Your goal: Go through the entries one line at a time, and gather every line that has the word "value".

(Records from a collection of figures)
========================================

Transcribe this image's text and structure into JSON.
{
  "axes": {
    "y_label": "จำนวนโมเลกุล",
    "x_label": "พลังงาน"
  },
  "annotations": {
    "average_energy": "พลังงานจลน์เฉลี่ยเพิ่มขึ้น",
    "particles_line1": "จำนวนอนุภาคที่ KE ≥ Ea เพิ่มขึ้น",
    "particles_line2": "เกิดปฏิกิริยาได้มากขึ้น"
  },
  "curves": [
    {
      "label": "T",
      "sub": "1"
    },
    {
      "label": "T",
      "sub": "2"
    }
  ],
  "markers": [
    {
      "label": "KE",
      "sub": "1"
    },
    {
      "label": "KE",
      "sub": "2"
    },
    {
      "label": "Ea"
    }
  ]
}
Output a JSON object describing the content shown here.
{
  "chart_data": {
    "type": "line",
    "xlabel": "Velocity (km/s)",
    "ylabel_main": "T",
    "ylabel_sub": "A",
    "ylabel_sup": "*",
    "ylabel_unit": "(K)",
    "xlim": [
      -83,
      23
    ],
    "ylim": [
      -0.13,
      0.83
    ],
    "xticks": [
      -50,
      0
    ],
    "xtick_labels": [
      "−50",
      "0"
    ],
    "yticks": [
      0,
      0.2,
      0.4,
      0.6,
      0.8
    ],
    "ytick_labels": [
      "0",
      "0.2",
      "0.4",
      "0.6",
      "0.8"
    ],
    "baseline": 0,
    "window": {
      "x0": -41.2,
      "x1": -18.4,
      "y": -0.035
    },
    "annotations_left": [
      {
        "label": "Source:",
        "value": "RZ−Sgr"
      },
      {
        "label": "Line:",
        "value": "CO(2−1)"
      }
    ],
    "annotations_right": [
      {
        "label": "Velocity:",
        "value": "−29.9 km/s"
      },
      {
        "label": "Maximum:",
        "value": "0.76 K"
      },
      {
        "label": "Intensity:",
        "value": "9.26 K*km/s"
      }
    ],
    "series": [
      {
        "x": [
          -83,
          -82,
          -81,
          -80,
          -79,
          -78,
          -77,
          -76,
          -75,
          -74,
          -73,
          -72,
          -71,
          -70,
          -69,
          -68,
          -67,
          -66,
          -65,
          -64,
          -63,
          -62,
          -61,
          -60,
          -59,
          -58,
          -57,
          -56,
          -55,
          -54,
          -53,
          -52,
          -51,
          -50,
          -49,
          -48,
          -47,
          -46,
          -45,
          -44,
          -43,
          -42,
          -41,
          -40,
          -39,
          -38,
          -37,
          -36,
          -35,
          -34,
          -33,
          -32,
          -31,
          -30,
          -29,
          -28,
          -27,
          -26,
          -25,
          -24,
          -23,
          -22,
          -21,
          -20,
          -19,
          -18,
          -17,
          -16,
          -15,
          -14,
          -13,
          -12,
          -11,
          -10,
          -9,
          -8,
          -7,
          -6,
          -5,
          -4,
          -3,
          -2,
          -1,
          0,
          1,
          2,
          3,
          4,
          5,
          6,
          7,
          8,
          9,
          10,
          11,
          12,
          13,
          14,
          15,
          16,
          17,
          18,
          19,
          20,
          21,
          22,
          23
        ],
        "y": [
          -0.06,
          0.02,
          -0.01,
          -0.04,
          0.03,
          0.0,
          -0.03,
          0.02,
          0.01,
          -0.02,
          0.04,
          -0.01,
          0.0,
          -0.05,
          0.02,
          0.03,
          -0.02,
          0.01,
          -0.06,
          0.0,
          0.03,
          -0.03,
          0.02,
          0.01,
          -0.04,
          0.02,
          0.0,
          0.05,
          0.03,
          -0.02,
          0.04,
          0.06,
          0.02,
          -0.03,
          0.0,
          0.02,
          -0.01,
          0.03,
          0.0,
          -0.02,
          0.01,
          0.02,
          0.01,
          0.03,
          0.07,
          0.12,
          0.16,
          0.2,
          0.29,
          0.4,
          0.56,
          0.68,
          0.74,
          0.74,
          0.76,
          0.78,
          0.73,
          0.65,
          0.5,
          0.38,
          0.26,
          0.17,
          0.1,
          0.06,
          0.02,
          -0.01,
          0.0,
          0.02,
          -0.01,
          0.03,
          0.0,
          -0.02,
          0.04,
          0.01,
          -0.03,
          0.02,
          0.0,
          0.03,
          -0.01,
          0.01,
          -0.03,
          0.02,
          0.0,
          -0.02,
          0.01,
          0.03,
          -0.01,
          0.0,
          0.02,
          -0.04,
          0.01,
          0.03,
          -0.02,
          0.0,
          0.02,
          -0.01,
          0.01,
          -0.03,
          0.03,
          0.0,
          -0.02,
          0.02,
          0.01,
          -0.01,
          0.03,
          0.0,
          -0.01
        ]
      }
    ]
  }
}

========================================

Written response:
        "value": "RZ−Sgr"
        "value": "CO(2−1)"
        "value": "−29.9 km/s"
        "value": "0.76 K"
        "value": "9.26 K*km/s"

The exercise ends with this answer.